§ Work to do: Wherever the word "Alle" shows up in a line, please copy that line.

[Source data]
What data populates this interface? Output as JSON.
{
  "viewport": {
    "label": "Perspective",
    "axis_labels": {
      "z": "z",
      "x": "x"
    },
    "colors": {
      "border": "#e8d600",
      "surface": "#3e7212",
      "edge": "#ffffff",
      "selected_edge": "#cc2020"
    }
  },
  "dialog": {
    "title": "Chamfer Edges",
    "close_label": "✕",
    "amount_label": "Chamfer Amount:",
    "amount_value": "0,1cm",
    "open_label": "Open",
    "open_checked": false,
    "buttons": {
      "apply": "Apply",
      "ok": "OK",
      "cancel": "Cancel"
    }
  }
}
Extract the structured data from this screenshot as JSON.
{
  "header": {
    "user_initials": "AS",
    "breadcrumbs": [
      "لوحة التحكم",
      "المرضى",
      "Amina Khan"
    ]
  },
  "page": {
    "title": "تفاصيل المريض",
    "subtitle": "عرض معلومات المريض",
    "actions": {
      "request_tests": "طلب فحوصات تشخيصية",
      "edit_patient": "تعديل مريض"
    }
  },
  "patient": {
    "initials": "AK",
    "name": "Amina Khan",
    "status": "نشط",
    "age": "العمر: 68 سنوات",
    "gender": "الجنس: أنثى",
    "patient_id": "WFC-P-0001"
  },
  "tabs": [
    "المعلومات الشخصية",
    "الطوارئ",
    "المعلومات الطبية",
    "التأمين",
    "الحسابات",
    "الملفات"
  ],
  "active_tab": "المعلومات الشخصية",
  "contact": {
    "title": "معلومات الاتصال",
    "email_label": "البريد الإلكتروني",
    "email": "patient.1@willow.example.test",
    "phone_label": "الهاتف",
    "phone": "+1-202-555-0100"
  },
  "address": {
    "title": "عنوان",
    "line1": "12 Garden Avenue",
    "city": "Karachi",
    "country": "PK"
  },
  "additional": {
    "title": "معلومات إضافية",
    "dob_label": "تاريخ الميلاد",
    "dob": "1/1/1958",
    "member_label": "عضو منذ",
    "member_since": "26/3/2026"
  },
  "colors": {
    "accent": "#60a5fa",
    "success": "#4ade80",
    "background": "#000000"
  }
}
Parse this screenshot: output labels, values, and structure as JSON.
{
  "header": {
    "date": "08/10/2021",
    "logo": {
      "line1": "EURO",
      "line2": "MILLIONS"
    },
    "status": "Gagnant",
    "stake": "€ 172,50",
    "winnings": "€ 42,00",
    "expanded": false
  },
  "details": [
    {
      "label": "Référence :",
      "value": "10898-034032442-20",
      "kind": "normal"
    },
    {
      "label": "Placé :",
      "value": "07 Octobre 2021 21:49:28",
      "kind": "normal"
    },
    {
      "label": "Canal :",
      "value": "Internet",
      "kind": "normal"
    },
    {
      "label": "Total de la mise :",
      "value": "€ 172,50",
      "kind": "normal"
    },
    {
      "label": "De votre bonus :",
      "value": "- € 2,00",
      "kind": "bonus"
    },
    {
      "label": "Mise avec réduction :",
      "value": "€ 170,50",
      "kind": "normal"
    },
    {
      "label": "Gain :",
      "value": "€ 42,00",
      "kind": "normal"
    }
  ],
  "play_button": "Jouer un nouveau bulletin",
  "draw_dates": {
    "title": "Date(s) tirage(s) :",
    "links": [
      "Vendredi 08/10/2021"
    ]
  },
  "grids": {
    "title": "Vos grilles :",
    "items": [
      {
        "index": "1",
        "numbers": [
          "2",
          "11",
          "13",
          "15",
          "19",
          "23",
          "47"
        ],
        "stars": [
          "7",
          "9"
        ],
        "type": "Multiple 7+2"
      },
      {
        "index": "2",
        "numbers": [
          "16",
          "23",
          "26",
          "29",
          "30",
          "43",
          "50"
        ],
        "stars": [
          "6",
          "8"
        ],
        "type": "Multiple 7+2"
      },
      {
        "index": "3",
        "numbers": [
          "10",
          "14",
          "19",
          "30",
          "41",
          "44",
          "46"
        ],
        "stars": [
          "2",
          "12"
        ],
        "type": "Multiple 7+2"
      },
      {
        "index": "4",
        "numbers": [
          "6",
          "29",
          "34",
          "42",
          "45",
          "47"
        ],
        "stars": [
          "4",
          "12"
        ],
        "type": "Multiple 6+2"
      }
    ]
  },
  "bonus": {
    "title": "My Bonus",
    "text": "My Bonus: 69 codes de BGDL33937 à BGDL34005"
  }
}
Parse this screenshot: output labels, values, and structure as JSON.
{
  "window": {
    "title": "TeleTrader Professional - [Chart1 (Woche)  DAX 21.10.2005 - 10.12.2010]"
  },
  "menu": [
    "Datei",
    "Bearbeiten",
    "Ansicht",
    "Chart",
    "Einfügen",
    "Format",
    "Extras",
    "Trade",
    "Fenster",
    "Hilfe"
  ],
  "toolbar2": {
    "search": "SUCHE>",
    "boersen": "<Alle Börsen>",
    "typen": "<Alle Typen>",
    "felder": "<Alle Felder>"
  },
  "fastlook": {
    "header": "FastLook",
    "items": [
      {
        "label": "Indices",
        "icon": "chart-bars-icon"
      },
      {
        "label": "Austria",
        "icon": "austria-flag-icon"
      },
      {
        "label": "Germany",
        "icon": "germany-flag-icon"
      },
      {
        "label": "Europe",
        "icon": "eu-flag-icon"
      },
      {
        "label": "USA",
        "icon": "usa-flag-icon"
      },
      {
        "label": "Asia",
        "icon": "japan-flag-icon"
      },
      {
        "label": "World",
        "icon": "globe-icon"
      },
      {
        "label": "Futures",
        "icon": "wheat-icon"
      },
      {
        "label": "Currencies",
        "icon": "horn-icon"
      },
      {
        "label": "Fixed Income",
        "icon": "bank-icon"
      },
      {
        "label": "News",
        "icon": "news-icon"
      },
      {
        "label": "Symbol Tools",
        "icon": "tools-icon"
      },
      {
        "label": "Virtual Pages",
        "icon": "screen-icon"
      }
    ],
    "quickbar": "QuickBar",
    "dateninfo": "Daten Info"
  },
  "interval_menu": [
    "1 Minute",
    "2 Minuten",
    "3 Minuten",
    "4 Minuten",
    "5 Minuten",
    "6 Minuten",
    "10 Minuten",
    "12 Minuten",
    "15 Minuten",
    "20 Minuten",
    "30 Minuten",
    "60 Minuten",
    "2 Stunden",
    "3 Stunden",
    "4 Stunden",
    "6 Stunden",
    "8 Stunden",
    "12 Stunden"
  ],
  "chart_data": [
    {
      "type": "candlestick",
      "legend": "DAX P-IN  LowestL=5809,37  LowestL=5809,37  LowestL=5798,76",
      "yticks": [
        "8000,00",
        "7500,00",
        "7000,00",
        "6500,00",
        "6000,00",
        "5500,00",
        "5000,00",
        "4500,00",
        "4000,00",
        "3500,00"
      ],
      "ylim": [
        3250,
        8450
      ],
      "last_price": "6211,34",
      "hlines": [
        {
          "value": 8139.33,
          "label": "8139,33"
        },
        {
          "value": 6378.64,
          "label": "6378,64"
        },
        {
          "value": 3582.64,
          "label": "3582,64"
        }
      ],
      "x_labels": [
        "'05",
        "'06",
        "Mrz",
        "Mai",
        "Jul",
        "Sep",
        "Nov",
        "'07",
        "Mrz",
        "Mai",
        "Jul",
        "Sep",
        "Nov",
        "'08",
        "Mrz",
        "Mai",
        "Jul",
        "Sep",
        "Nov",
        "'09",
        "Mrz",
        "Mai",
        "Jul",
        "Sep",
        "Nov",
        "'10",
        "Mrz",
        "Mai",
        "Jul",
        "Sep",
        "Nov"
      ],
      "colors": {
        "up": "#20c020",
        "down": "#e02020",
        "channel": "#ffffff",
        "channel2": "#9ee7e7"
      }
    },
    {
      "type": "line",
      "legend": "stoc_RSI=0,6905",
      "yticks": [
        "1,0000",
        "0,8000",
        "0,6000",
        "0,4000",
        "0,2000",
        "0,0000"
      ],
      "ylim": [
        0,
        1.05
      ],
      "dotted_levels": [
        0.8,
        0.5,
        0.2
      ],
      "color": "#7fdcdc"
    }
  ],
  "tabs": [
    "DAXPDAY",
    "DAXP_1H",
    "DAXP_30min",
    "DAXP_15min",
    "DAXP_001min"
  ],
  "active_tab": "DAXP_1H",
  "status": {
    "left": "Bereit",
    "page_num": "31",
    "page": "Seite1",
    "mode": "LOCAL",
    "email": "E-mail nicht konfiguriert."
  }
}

§ Solution to the problem:
    "boersen": "<Alle Börsen>",
    "typen": "<Alle Typen>",
    "felder": "<Alle Felder>"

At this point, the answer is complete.